*Provided data:*
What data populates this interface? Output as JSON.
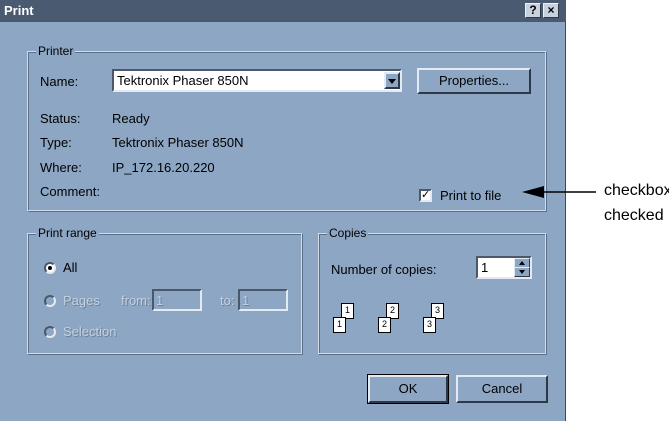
{
  "dialog": {
    "title": "Print",
    "help_button": "?",
    "close_button": "×"
  },
  "printer": {
    "legend": "Printer",
    "name_label": "Name:",
    "name_value": "Tektronix Phaser 850N",
    "properties_button": "Properties...",
    "status_label": "Status:",
    "status_value": "Ready",
    "type_label": "Type:",
    "type_value": "Tektronix Phaser 850N",
    "where_label": "Where:",
    "where_value": "IP_172.16.20.220",
    "comment_label": "Comment:",
    "print_to_file_label": "Print to file",
    "print_to_file_checked": true,
    "check_mark": "✓"
  },
  "print_range": {
    "legend": "Print range",
    "all_label": "All",
    "pages_label": "Pages",
    "from_label": "from:",
    "from_value": "1",
    "to_label": "to:",
    "to_value": "1",
    "selection_label": "Selection",
    "selected": "All"
  },
  "copies": {
    "legend": "Copies",
    "number_label": "Number of copies:",
    "number_value": "1",
    "collate_pages": [
      "1",
      "1",
      "2",
      "2",
      "3",
      "3"
    ]
  },
  "buttons": {
    "ok": "OK",
    "cancel": "Cancel"
  },
  "annotation": {
    "line1": "checkbox",
    "line2": "checked"
  }
}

*Brief:* Your task is to list each line of the records with the word "Phaser".

*Response:*
    "name_value": "Tektronix Phaser 850N",
    "type_value": "Tektronix Phaser 850N",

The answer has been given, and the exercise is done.